What is expected =>
Extract exactly and only the lines of the data below, starting at the line with "Transcribe this image's" and stopping after the final line.

Excerpted data =>
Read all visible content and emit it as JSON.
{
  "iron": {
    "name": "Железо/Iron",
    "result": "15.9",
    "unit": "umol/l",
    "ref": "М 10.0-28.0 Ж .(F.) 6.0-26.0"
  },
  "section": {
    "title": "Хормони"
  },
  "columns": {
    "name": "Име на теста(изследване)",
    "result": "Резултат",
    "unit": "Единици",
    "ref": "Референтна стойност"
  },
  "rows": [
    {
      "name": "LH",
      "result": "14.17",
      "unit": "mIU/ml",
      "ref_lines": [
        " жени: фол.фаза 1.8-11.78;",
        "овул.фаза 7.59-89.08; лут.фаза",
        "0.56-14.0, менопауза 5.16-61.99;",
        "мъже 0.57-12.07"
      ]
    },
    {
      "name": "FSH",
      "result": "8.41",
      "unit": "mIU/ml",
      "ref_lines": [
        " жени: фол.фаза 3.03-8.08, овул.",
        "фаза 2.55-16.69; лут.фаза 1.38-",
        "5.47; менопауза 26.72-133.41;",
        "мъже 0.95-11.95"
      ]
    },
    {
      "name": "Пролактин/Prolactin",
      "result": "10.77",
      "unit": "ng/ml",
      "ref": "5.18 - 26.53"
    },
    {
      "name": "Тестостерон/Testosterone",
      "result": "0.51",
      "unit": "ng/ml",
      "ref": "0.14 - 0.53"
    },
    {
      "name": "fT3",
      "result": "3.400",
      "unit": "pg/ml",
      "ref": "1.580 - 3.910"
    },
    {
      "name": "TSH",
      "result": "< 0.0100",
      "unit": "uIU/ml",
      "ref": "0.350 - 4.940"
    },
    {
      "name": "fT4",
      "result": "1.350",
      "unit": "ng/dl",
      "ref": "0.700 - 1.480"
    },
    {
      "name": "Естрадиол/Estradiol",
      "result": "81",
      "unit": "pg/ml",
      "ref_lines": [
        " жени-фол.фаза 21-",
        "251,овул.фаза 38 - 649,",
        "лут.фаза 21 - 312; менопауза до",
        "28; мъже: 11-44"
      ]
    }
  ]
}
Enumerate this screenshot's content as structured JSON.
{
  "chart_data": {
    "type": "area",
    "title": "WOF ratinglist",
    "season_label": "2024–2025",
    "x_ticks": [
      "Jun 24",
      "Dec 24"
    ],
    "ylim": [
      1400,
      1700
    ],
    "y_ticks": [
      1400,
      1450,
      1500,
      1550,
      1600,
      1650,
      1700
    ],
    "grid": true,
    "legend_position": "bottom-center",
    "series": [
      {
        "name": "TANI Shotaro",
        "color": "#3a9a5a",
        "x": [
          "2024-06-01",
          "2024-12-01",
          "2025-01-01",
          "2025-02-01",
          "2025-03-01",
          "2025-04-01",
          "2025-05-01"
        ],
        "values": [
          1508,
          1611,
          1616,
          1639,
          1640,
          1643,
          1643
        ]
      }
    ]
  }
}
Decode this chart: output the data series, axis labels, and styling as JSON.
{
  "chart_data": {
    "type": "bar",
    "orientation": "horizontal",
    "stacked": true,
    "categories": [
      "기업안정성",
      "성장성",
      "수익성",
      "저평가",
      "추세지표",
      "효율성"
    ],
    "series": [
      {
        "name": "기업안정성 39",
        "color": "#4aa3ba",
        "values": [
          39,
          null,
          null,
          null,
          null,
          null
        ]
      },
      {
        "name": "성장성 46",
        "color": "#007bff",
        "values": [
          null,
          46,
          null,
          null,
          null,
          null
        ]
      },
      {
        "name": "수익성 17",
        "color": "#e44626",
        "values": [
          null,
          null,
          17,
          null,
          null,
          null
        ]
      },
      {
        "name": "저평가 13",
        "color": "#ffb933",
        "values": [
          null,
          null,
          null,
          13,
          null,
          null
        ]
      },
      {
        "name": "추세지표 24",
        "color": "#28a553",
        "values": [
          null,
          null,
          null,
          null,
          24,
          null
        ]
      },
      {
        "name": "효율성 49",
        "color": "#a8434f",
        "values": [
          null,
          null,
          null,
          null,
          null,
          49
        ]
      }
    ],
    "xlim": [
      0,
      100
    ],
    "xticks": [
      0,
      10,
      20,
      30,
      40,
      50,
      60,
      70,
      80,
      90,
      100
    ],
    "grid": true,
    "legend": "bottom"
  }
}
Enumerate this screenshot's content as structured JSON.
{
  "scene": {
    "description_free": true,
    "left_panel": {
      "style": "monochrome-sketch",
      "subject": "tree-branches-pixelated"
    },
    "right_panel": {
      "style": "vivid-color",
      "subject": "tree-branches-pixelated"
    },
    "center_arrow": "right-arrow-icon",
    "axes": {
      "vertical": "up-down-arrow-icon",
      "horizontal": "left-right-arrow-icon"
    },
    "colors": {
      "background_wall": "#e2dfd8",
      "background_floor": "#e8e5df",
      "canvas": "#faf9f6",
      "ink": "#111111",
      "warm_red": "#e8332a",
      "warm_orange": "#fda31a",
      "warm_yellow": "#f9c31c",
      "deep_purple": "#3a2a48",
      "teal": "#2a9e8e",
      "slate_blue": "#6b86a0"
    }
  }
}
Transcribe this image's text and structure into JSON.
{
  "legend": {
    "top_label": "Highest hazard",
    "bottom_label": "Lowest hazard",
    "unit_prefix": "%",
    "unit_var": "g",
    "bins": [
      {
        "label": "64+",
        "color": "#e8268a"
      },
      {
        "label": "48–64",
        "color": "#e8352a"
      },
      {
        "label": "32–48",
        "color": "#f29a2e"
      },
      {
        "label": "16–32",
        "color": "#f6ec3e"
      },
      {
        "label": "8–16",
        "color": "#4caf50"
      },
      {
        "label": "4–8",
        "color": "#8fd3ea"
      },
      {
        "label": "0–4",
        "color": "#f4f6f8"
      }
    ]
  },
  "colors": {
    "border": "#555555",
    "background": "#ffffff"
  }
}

Final result =>
Transcribe this image's text and structure into JSON.
{
  "legend": {
    "top_label": "Highest hazard",
    "bottom_label": "Lowest hazard",
    "unit_prefix": "%",
    "unit_var": "g",
    "bins": [
      {
        "label": "64+",
        "color": "#e8268a"
      },
      {
        "label": "48–64",
        "color": "#e8352a"
      },
      {
        "label": "32–48",
        "color": "#f29a2e"
      },
      {
        "label": "16–32",
        "color": "#f6ec3e"
      },
      {
        "label": "8–16",
        "color": "#4caf50"
      },
      {
        "label": "4–8",
        "color": "#8fd3ea"
      },
      {
        "label": "0–4",
        "color": "#f4f6f8"
      }
    ]
  },
  "colors": {
    "border": "#555555",
    "background": "#ffffff"
  }
}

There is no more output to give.